• [Task goal]: Search the material below for the string "Estacao" and extract each line that has it.

• [Figure record extracts]:
--- BEGIN ---

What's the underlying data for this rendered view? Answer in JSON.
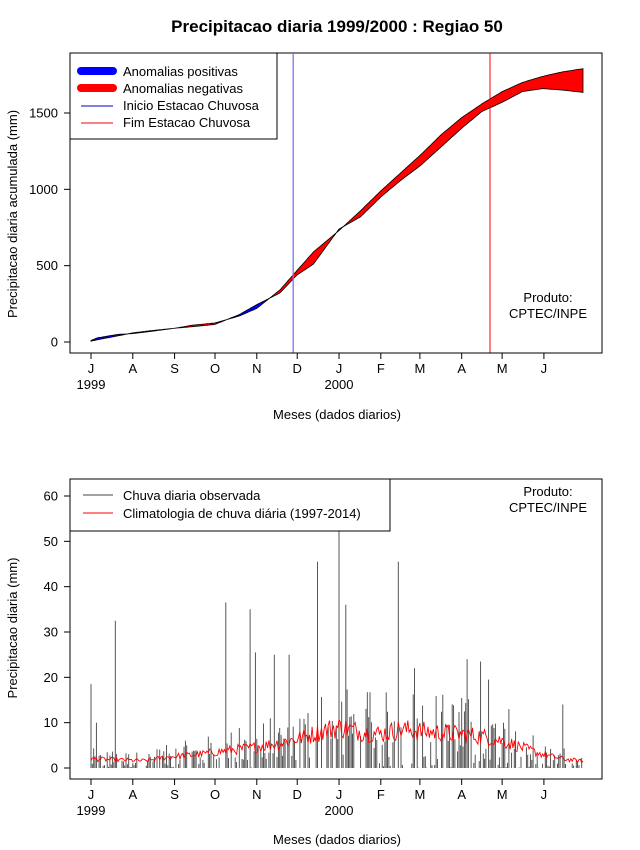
{
  "chart_data": [
    {
      "type": "area",
      "title": "Precipitacao diaria 1999/2000 : Regiao 50",
      "xlabel": "Meses (dados diarios)",
      "ylabel": "Precipitacao diaria acumulada (mm)",
      "months": [
        "J",
        "A",
        "S",
        "O",
        "N",
        "D",
        "J",
        "F",
        "M",
        "A",
        "M",
        "J"
      ],
      "year_labels": [
        {
          "label": "1999",
          "month_index": 0
        },
        {
          "label": "2000",
          "month_index": 6
        }
      ],
      "ylim": [
        0,
        1800
      ],
      "yticks": [
        0,
        500,
        1000,
        1500
      ],
      "legend": [
        {
          "label": "Anomalias positivas",
          "color": "#0000ff"
        },
        {
          "label": "Anomalias negativas",
          "color": "#ff0000"
        },
        {
          "label": "Inicio Estacao Chuvosa",
          "color": "#0000cc"
        },
        {
          "label": "Fim Estacao Chuvosa",
          "color": "#ff0000"
        }
      ],
      "note": [
        "Produto:",
        "CPTEC/INPE"
      ],
      "rain_season_start_day": 150,
      "rain_season_end_day": 296,
      "cumulative_observed": {
        "day": [
          0,
          5,
          20,
          31,
          45,
          62,
          75,
          92,
          110,
          123,
          140,
          153,
          165,
          184,
          200,
          215,
          230,
          245,
          260,
          275,
          290,
          305,
          320,
          335,
          350,
          365
        ],
        "value": [
          10,
          28,
          50,
          55,
          70,
          90,
          100,
          115,
          180,
          245,
          320,
          440,
          510,
          740,
          820,
          950,
          1060,
          1160,
          1280,
          1400,
          1510,
          1570,
          1640,
          1660,
          1650,
          1635
        ]
      },
      "cumulative_climatology": {
        "day": [
          0,
          5,
          20,
          31,
          45,
          62,
          75,
          92,
          110,
          123,
          140,
          153,
          165,
          184,
          200,
          215,
          230,
          245,
          260,
          275,
          290,
          305,
          320,
          335,
          350,
          365
        ],
        "value": [
          5,
          15,
          40,
          60,
          75,
          90,
          110,
          125,
          170,
          220,
          340,
          470,
          590,
          730,
          860,
          990,
          1110,
          1230,
          1360,
          1470,
          1560,
          1640,
          1700,
          1740,
          1770,
          1790
        ]
      }
    },
    {
      "type": "bar",
      "xlabel": "Meses (dados diarios)",
      "ylabel": "Precipitacao diaria (mm)",
      "months": [
        "J",
        "A",
        "S",
        "O",
        "N",
        "D",
        "J",
        "F",
        "M",
        "A",
        "M",
        "J"
      ],
      "year_labels": [
        {
          "label": "1999",
          "month_index": 0
        },
        {
          "label": "2000",
          "month_index": 6
        }
      ],
      "ylim": [
        0,
        65
      ],
      "yticks": [
        0,
        10,
        20,
        30,
        40,
        50,
        60
      ],
      "legend": [
        {
          "label": "Chuva diaria observada",
          "color": "#444444"
        },
        {
          "label": "Climatologia de chuva diária (1997-2014)",
          "color": "#ff0000"
        }
      ],
      "note": [
        "Produto:",
        "CPTEC/INPE"
      ],
      "observed_peaks": {
        "day": [
          0,
          4,
          18,
          100,
          118,
          122,
          136,
          147,
          168,
          184,
          189,
          228,
          240,
          279,
          289,
          295,
          310,
          350
        ],
        "value": [
          18.5,
          10,
          32.5,
          36.5,
          35,
          25.5,
          25,
          25,
          45.5,
          53,
          36,
          45.5,
          22,
          24,
          23.5,
          19.5,
          13,
          14
        ]
      },
      "climatology_curve": {
        "day": [
          0,
          20,
          40,
          60,
          80,
          100,
          120,
          140,
          160,
          175,
          185,
          200,
          215,
          230,
          250,
          270,
          290,
          305,
          320,
          335,
          350,
          365
        ],
        "value": [
          2,
          1.8,
          1.6,
          2.5,
          3,
          3.8,
          4.5,
          5.5,
          7,
          8.5,
          9,
          8,
          7.5,
          8.5,
          8,
          7.5,
          7,
          6,
          4.5,
          3,
          2,
          1.5
        ]
      }
    }
  ]
}
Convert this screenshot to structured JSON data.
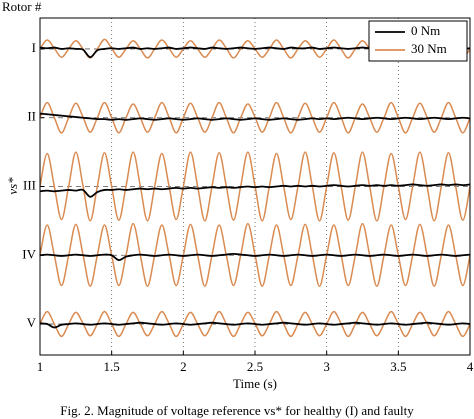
{
  "chart_data": {
    "type": "line",
    "ylabel": "vs*",
    "row_title": "Rotor #",
    "xlabel": "Time (s)",
    "caption": "Fig. 2. Magnitude of voltage reference vs* for healthy (I) and faulty",
    "xlim": [
      1,
      4
    ],
    "xticks": [
      1,
      1.5,
      2,
      2.5,
      3,
      3.5,
      4
    ],
    "ylim": [
      0.55,
      5.45
    ],
    "yticks": [
      {
        "value": 5,
        "label": "I"
      },
      {
        "value": 4,
        "label": "II"
      },
      {
        "value": 3,
        "label": "III"
      },
      {
        "value": 2,
        "label": "IV"
      },
      {
        "value": 1,
        "label": "V"
      }
    ],
    "grid": true,
    "legend": "upper-right",
    "x": [
      1,
      1.05,
      1.1,
      1.15,
      1.2,
      1.25,
      1.3,
      1.35,
      1.4,
      1.45,
      1.5,
      1.55,
      1.6,
      1.65,
      1.7,
      1.75,
      1.8,
      1.85,
      1.9,
      1.95,
      2,
      2.05,
      2.1,
      2.15,
      2.2,
      2.25,
      2.3,
      2.35,
      2.4,
      2.45,
      2.5,
      2.55,
      2.6,
      2.65,
      2.7,
      2.75,
      2.8,
      2.85,
      2.9,
      2.95,
      3,
      3.05,
      3.1,
      3.15,
      3.2,
      3.25,
      3.3,
      3.35,
      3.4,
      3.45,
      3.5,
      3.55,
      3.6,
      3.65,
      3.7,
      3.75,
      3.8,
      3.85,
      3.9,
      3.95,
      4
    ],
    "series": [
      {
        "name": "0 Nm",
        "color": "#000000",
        "values": [
          [
            5.02,
            5.01,
            5.02,
            5,
            5.01,
            5,
            4.99,
            4.88,
            4.98,
            5,
            5.01,
            5,
            5.01,
            5.02,
            5,
            5.01,
            5,
            5.01,
            5.02,
            5,
            5.01,
            5.02,
            5.01,
            5,
            5.02,
            5.01,
            5,
            5.01,
            5.02,
            5.01,
            5,
            5.01,
            5.02,
            5.01,
            5,
            5.02,
            5.01,
            5.01,
            5.02,
            5,
            5.01,
            5.02,
            5.01,
            5,
            5.01,
            5.02,
            5.01,
            5,
            5.01,
            5.02,
            5.01,
            5,
            5.01,
            5.02,
            5.01,
            5,
            5.01,
            5.02,
            5.01,
            5,
            5.01
          ],
          [
            4.06,
            4.05,
            4.04,
            4.03,
            4.02,
            4.01,
            4,
            3.99,
            3.98,
            3.98,
            3.97,
            3.98,
            3.97,
            3.98,
            3.99,
            3.98,
            3.97,
            3.98,
            3.99,
            3.98,
            3.97,
            3.98,
            3.99,
            3.98,
            3.97,
            3.98,
            3.99,
            3.98,
            3.97,
            3.98,
            3.99,
            3.98,
            3.97,
            3.98,
            3.99,
            3.98,
            3.97,
            3.98,
            3.99,
            3.98,
            3.99,
            3.98,
            3.99,
            4,
            3.99,
            3.98,
            3.99,
            4,
            3.99,
            3.98,
            3.99,
            4,
            3.99,
            3.98,
            3.99,
            4,
            3.99,
            3.98,
            3.99,
            4,
            3.99
          ],
          [
            2.93,
            2.94,
            2.93,
            2.94,
            2.95,
            2.94,
            2.95,
            2.85,
            2.92,
            2.95,
            2.95,
            2.96,
            2.95,
            2.96,
            2.97,
            2.96,
            2.97,
            2.96,
            2.97,
            2.98,
            2.97,
            2.98,
            2.97,
            2.98,
            2.99,
            2.98,
            2.99,
            2.98,
            2.99,
            3,
            2.99,
            3,
            2.99,
            3,
            3.01,
            3,
            3.01,
            3,
            3.01,
            3,
            3.01,
            3.02,
            3.01,
            3,
            3.01,
            3.02,
            3.01,
            3.02,
            3.01,
            3.02,
            3.01,
            3.02,
            3.03,
            3.02,
            3.01,
            3.02,
            3.03,
            3.02,
            3.03,
            3.02,
            3.03
          ],
          [
            2,
            2.01,
            2,
            1.99,
            2,
            2.01,
            2,
            1.99,
            2,
            2.01,
            2,
            1.93,
            1.98,
            2,
            2.01,
            2,
            1.99,
            2,
            2.01,
            2,
            1.99,
            2,
            2.01,
            2,
            1.99,
            2,
            2.01,
            2.02,
            2.01,
            2,
            1.99,
            2,
            2.01,
            2,
            1.99,
            2,
            2.01,
            2,
            1.99,
            2,
            2.01,
            2,
            1.99,
            2,
            2.01,
            2,
            1.99,
            2,
            2.01,
            2,
            1.99,
            2,
            2.01,
            2,
            1.99,
            2,
            2.01,
            2,
            1.99,
            2,
            2.01
          ],
          [
            1.01,
            1,
            0.95,
            0.99,
            1,
            1.01,
            1,
            0.99,
            1,
            1.01,
            1,
            0.99,
            1,
            1.01,
            1.02,
            1.01,
            1,
            0.99,
            1,
            1.01,
            1,
            0.99,
            1,
            1.01,
            1.02,
            1.01,
            1,
            0.99,
            1,
            1.01,
            1,
            0.99,
            1,
            1.01,
            1.02,
            1.01,
            1,
            0.99,
            1,
            1.01,
            1,
            0.99,
            1,
            1.01,
            1.02,
            1.01,
            1,
            0.99,
            1,
            1.01,
            1,
            0.99,
            1,
            1.01,
            1.02,
            1.01,
            1,
            0.99,
            1,
            1.01,
            1
          ]
        ]
      },
      {
        "name": "30 Nm",
        "color": "#d98b52",
        "values": [
          [
            5,
            5.13,
            5.01,
            4.88,
            5,
            5.12,
            5,
            4.87,
            5,
            5.14,
            5.01,
            4.88,
            5,
            5.12,
            5,
            4.87,
            5,
            5.13,
            5.01,
            4.88,
            5,
            5.12,
            5,
            4.88,
            5,
            5.13,
            5.01,
            4.87,
            5,
            5.12,
            5,
            4.88,
            5,
            5.13,
            5,
            4.87,
            5,
            5.12,
            5.01,
            4.88,
            5,
            5.13,
            5,
            4.87,
            5,
            5.12,
            5,
            4.88,
            5,
            5.13,
            5.01,
            4.87,
            5,
            5.12,
            5,
            4.88,
            5,
            5.13,
            5,
            4.87,
            5
          ],
          [
            4,
            4.22,
            4,
            3.78,
            4,
            4.21,
            4.01,
            3.79,
            4,
            4.22,
            4,
            3.78,
            4,
            4.2,
            4,
            3.79,
            4,
            4.22,
            4.01,
            3.78,
            4,
            4.21,
            4,
            3.79,
            4,
            4.22,
            4,
            3.78,
            4,
            4.2,
            4.01,
            3.79,
            4,
            4.22,
            4,
            3.78,
            4,
            4.21,
            4,
            3.79,
            4,
            4.22,
            4.01,
            3.78,
            4,
            4.2,
            4,
            3.79,
            4,
            4.22,
            4,
            3.78,
            4,
            4.21,
            4.01,
            3.79,
            4,
            4.22,
            4,
            3.78,
            4
          ],
          [
            3,
            3.48,
            3,
            2.52,
            3,
            3.5,
            3.01,
            2.5,
            3,
            3.49,
            3,
            2.51,
            3,
            3.5,
            3,
            2.5,
            3,
            3.48,
            3.01,
            2.52,
            3,
            3.5,
            3,
            2.5,
            3,
            3.49,
            3,
            2.51,
            3,
            3.5,
            3.01,
            2.5,
            3,
            3.48,
            3,
            2.52,
            3,
            3.5,
            3,
            2.5,
            3,
            3.49,
            3.01,
            2.51,
            3,
            3.5,
            3,
            2.5,
            3,
            3.48,
            3,
            2.52,
            3,
            3.5,
            3.01,
            2.5,
            3,
            3.49,
            3,
            2.51,
            3
          ],
          [
            2,
            2.44,
            2,
            1.56,
            2,
            2.45,
            2.01,
            1.55,
            2,
            2.44,
            2,
            1.56,
            2,
            2.46,
            2,
            1.55,
            2,
            2.44,
            2.01,
            1.56,
            2,
            2.45,
            2,
            1.55,
            2,
            2.44,
            2,
            1.56,
            2,
            2.46,
            2.01,
            1.55,
            2,
            2.44,
            2,
            1.56,
            2,
            2.45,
            2,
            1.55,
            2,
            2.44,
            2.01,
            1.56,
            2,
            2.46,
            2,
            1.55,
            2,
            2.44,
            2,
            1.56,
            2,
            2.45,
            2.01,
            1.55,
            2,
            2.44,
            2,
            1.56,
            2
          ],
          [
            1,
            1.18,
            1,
            0.82,
            1,
            1.17,
            1.01,
            0.83,
            1,
            1.18,
            1,
            0.82,
            1,
            1.17,
            1,
            0.83,
            1,
            1.18,
            1.01,
            0.82,
            1,
            1.17,
            1,
            0.83,
            1,
            1.18,
            1,
            0.82,
            1,
            1.17,
            1.01,
            0.83,
            1,
            1.18,
            1,
            0.82,
            1,
            1.17,
            1,
            0.83,
            1,
            1.18,
            1.01,
            0.82,
            1,
            1.17,
            1,
            0.83,
            1,
            1.18,
            1,
            0.82,
            1,
            1.17,
            1.01,
            0.83,
            1,
            1.18,
            1,
            0.82,
            1
          ]
        ]
      }
    ]
  }
}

--- END ---

• [Complete output]:
          "label": "Inicio Estacao Chuvosa",
          "label": "Fim Estacao Chuvosa",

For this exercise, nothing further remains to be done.